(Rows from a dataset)
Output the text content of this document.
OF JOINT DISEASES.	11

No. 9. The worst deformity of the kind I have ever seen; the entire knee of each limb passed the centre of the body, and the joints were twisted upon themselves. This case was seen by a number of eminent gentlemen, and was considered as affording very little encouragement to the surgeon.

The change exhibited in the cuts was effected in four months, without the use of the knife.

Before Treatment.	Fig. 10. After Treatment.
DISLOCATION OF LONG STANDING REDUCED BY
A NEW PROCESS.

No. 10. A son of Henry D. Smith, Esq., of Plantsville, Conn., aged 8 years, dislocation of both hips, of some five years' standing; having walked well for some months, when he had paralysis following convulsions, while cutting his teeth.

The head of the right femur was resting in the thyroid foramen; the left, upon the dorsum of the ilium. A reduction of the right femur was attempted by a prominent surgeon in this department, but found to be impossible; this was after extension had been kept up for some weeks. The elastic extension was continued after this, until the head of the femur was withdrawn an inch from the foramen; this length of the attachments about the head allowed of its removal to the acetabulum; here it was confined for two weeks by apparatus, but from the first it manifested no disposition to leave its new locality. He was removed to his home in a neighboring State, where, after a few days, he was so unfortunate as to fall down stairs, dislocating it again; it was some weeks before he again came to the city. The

*Task*.
All the entries above need to be reproduced exactly.

*Task output*.
Output the text content of this document.
OF JOINT DISEASES.	11

No. 9. The worst deformity of the kind I have ever seen; the entire knee of each limb passed the centre of the body, and the joints were twisted upon themselves. This case was seen by a number of eminent gentlemen, and was considered as affording very little encouragement to the surgeon.

The change exhibited in the cuts was effected in four months, without the use of the knife.

Before Treatment.	Fig. 10. After Treatment.
DISLOCATION OF LONG STANDING REDUCED BY
A NEW PROCESS.

No. 10. A son of Henry D. Smith, Esq., of Plantsville, Conn., aged 8 years, dislocation of both hips, of some five years' standing; having walked well for some months, when he had paralysis following convulsions, while cutting his teeth.

The head of the right femur was resting in the thyroid foramen; the left, upon the dorsum of the ilium. A reduction of the right femur was attempted by a prominent surgeon in this department, but found to be impossible; this was after extension had been kept up for some weeks. The elastic extension was continued after this, until the head of the femur was withdrawn an inch from the foramen; this length of the attachments about the head allowed of its removal to the acetabulum; here it was confined for two weeks by apparatus, but from the first it manifested no disposition to leave its new locality. He was removed to his home in a neighboring State, where, after a few days, he was so unfortunate as to fall down stairs, dislocating it again; it was some weeks before he again came to the city. The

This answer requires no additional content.